> [PROBLEM STATEMENT]
Pictures in the data below are not part of the copy; transcribe everything else exactly.

> [THE DATA]
'''
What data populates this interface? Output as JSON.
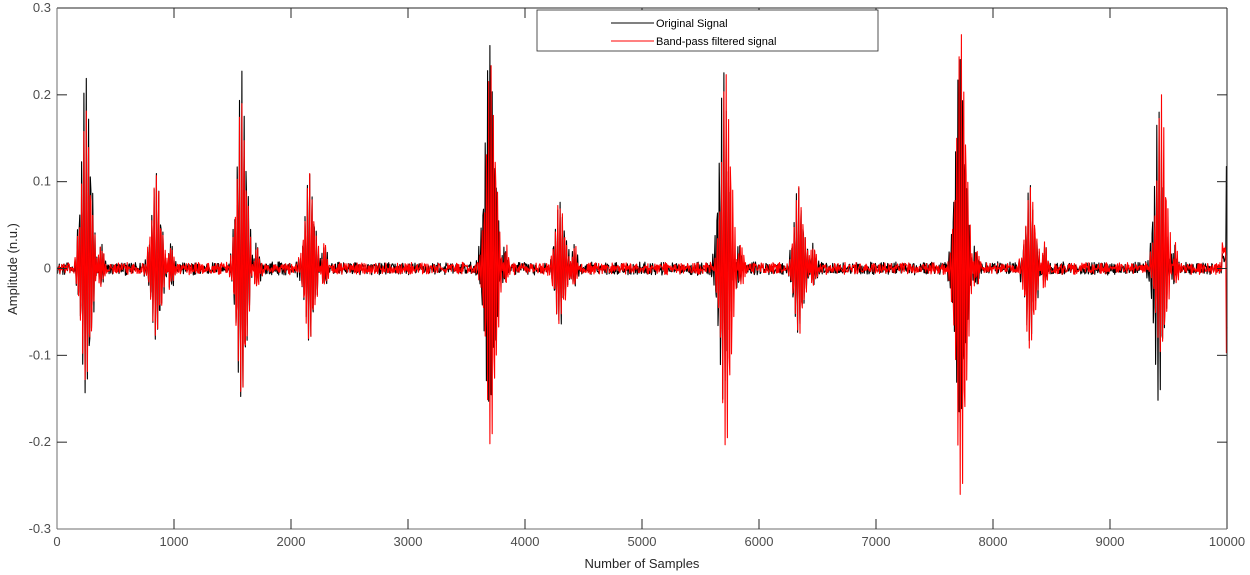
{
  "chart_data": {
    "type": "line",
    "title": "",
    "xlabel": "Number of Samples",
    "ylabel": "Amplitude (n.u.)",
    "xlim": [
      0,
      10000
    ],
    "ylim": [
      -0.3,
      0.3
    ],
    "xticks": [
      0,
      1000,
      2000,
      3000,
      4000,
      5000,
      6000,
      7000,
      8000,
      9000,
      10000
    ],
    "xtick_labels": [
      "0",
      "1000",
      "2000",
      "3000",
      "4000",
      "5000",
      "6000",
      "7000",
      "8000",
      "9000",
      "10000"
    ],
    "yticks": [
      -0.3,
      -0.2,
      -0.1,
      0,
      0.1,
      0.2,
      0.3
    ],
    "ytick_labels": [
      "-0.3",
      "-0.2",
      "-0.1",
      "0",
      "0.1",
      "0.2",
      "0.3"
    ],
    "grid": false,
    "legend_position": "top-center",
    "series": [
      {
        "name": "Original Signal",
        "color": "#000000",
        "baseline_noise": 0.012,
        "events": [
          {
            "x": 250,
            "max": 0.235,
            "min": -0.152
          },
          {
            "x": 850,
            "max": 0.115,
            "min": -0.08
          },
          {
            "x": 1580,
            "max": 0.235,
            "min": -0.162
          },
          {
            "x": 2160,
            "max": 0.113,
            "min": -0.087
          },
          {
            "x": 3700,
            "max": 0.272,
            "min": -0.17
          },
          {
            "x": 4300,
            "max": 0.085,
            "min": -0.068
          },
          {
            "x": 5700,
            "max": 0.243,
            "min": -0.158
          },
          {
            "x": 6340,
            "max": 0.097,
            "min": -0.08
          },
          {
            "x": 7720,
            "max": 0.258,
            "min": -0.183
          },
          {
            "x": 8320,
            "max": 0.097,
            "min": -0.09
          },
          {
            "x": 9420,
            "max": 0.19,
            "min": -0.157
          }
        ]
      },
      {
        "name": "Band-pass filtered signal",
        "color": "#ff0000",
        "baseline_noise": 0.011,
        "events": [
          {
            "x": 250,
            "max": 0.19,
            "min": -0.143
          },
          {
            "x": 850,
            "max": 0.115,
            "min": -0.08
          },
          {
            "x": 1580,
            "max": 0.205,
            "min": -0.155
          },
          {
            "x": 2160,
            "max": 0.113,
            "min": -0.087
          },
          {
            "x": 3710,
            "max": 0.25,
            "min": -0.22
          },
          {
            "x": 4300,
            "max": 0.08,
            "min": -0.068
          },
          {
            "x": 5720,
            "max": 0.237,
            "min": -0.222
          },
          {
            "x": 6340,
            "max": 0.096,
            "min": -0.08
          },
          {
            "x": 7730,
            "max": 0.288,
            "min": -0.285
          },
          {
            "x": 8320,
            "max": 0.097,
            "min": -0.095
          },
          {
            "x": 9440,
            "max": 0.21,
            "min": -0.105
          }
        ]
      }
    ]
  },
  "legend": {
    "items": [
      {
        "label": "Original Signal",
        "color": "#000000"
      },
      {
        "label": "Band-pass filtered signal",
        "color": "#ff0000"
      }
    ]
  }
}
'''
> [FULL SOLUTION]
What data populates this interface? Output as JSON.
{
  "chart_data": {
    "type": "line",
    "title": "",
    "xlabel": "Number of Samples",
    "ylabel": "Amplitude (n.u.)",
    "xlim": [
      0,
      10000
    ],
    "ylim": [
      -0.3,
      0.3
    ],
    "xticks": [
      0,
      1000,
      2000,
      3000,
      4000,
      5000,
      6000,
      7000,
      8000,
      9000,
      10000
    ],
    "xtick_labels": [
      "0",
      "1000",
      "2000",
      "3000",
      "4000",
      "5000",
      "6000",
      "7000",
      "8000",
      "9000",
      "10000"
    ],
    "yticks": [
      -0.3,
      -0.2,
      -0.1,
      0,
      0.1,
      0.2,
      0.3
    ],
    "ytick_labels": [
      "-0.3",
      "-0.2",
      "-0.1",
      "0",
      "0.1",
      "0.2",
      "0.3"
    ],
    "grid": false,
    "legend_position": "top-center",
    "series": [
      {
        "name": "Original Signal",
        "color": "#000000",
        "baseline_noise": 0.012,
        "events": [
          {
            "x": 250,
            "max": 0.235,
            "min": -0.152
          },
          {
            "x": 850,
            "max": 0.115,
            "min": -0.08
          },
          {
            "x": 1580,
            "max": 0.235,
            "min": -0.162
          },
          {
            "x": 2160,
            "max": 0.113,
            "min": -0.087
          },
          {
            "x": 3700,
            "max": 0.272,
            "min": -0.17
          },
          {
            "x": 4300,
            "max": 0.085,
            "min": -0.068
          },
          {
            "x": 5700,
            "max": 0.243,
            "min": -0.158
          },
          {
            "x": 6340,
            "max": 0.097,
            "min": -0.08
          },
          {
            "x": 7720,
            "max": 0.258,
            "min": -0.183
          },
          {
            "x": 8320,
            "max": 0.097,
            "min": -0.09
          },
          {
            "x": 9420,
            "max": 0.19,
            "min": -0.157
          }
        ]
      },
      {
        "name": "Band-pass filtered signal",
        "color": "#ff0000",
        "baseline_noise": 0.011,
        "events": [
          {
            "x": 250,
            "max": 0.19,
            "min": -0.143
          },
          {
            "x": 850,
            "max": 0.115,
            "min": -0.08
          },
          {
            "x": 1580,
            "max": 0.205,
            "min": -0.155
          },
          {
            "x": 2160,
            "max": 0.113,
            "min": -0.087
          },
          {
            "x": 3710,
            "max": 0.25,
            "min": -0.22
          },
          {
            "x": 4300,
            "max": 0.08,
            "min": -0.068
          },
          {
            "x": 5720,
            "max": 0.237,
            "min": -0.222
          },
          {
            "x": 6340,
            "max": 0.096,
            "min": -0.08
          },
          {
            "x": 7730,
            "max": 0.288,
            "min": -0.285
          },
          {
            "x": 8320,
            "max": 0.097,
            "min": -0.095
          },
          {
            "x": 9440,
            "max": 0.21,
            "min": -0.105
          }
        ]
      }
    ]
  },
  "legend": {
    "items": [
      {
        "label": "Original Signal",
        "color": "#000000"
      },
      {
        "label": "Band-pass filtered signal",
        "color": "#ff0000"
      }
    ]
  }
}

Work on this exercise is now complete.